> EXERCISE INPUTS:
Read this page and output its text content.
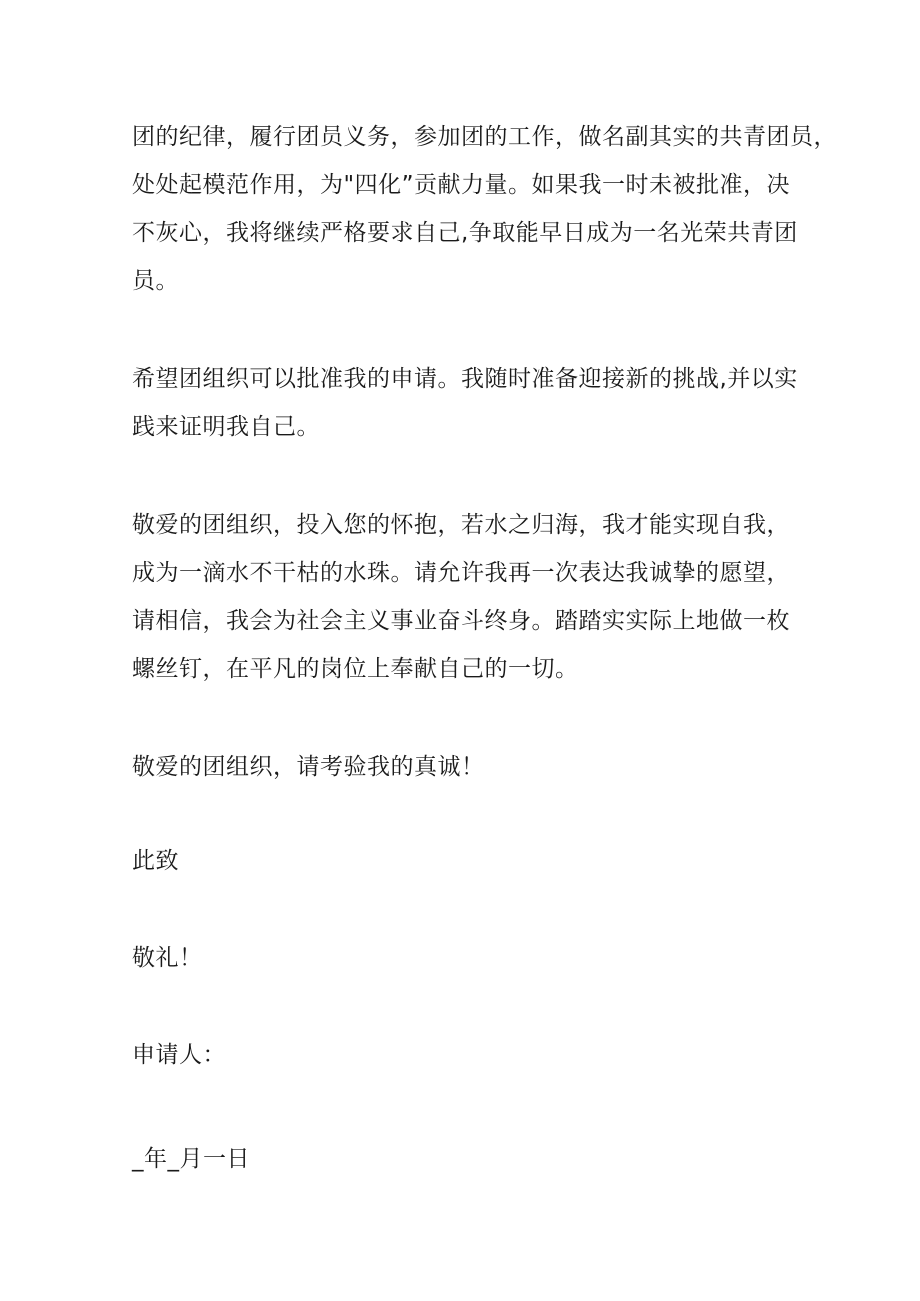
团的纪律，履行团员义务，参加团的工作，做名副其实的共青团员，
处处起模范作用，为"四化”贡献力量。如果我一时未被批准，决
不灰心，我将继续严格要求自己,争取能早日成为一名光荣共青团
员。
希望团组织可以批准我的申请。我随时准备迎接新的挑战,并以实
践来证明我自己。
敬爱的团组织，投入您的怀抱，若水之归海，我才能实现自我，
成为一滴水不干枯的水珠。请允许我再一次表达我诚挚的愿望，
请相信，我会为社会主义事业奋斗终身。踏踏实实际上地做一枚
螺丝钉，在平凡的岗位上奉献自己的一切。
敬爱的团组织，请考验我的真诚！
此致
敬礼！
申请人：
_年_月一日
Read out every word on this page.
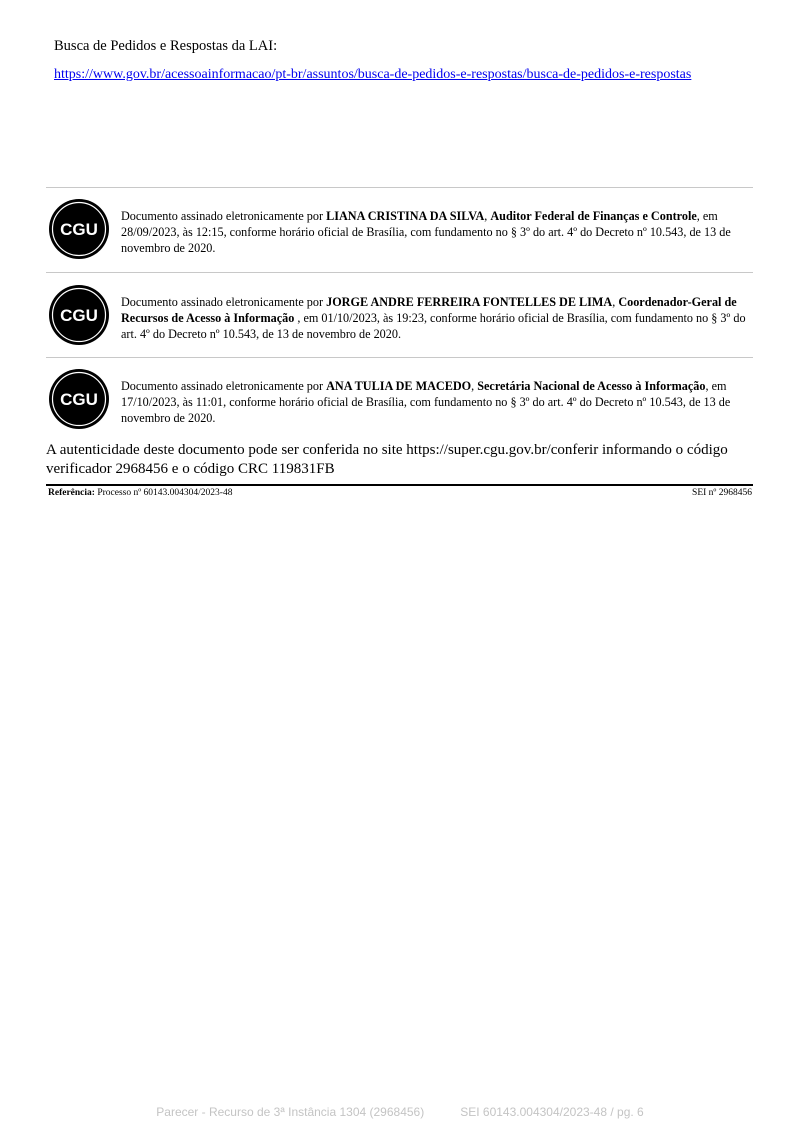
Busca de Pedidos e Respostas da LAI:
https://www.gov.br/acessoainformacao/pt-br/assuntos/busca-de-pedidos-e-respostas/busca-de-pedidos-e-respostas
CGU
Documento assinado eletronicamente por LIANA CRISTINA DA SILVA, Auditor Federal de Finanças e Controle, em 28/09/2023, às 12:15, conforme horário oficial de Brasília, com fundamento no § 3º do art. 4º do Decreto nº 10.543, de 13 de novembro de 2020.
CGU
Documento assinado eletronicamente por JORGE ANDRE FERREIRA FONTELLES DE LIMA, Coordenador-Geral de Recursos de Acesso à Informação , em 01/10/2023, às 19:23, conforme horário oficial de Brasília, com fundamento no § 3º do art. 4º do Decreto nº 10.543, de 13 de novembro de 2020.
CGU
Documento assinado eletronicamente por ANA TULIA DE MACEDO, Secretária Nacional de Acesso à Informação, em 17/10/2023, às 11:01, conforme horário oficial de Brasília, com fundamento no § 3º do art. 4º do Decreto nº 10.543, de 13 de novembro de 2020.
A autenticidade deste documento pode ser conferida no site https://super.cgu.gov.br/conferir informando o código verificador 2968456 e o código CRC 119831FB
Referência: Processo nº 60143.004304/2023-48	SEI nº 2968456
Parecer - Recurso de 3ª Instância 1304 (2968456)	SEI 60143.004304/2023-48 / pg. 6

> PROBLEM DETAILS: In the copy, leave out all pictures, and retype exactly each line from the one with "Read out every word on this page." through the last line of the entries.

> PROBLEM SOLUTION:
Read out every word on this page.
Busca de Pedidos e Respostas da LAI:
https://www.gov.br/acessoainformacao/pt-br/assuntos/busca-de-pedidos-e-respostas/busca-de-pedidos-e-respostas
CGU
Documento assinado eletronicamente por LIANA CRISTINA DA SILVA, Auditor Federal de Finanças e Controle, em 28/09/2023, às 12:15, conforme horário oficial de Brasília, com fundamento no § 3º do art. 4º do Decreto nº 10.543, de 13 de novembro de 2020.
CGU
Documento assinado eletronicamente por JORGE ANDRE FERREIRA FONTELLES DE LIMA, Coordenador-Geral de Recursos de Acesso à Informação , em 01/10/2023, às 19:23, conforme horário oficial de Brasília, com fundamento no § 3º do art. 4º do Decreto nº 10.543, de 13 de novembro de 2020.
CGU
Documento assinado eletronicamente por ANA TULIA DE MACEDO, Secretária Nacional de Acesso à Informação, em 17/10/2023, às 11:01, conforme horário oficial de Brasília, com fundamento no § 3º do art. 4º do Decreto nº 10.543, de 13 de novembro de 2020.
A autenticidade deste documento pode ser conferida no site https://super.cgu.gov.br/conferir informando o código verificador 2968456 e o código CRC 119831FB
Referência: Processo nº 60143.004304/2023-48	SEI nº 2968456
Parecer - Recurso de 3ª Instância 1304 (2968456)	SEI 60143.004304/2023-48 / pg. 6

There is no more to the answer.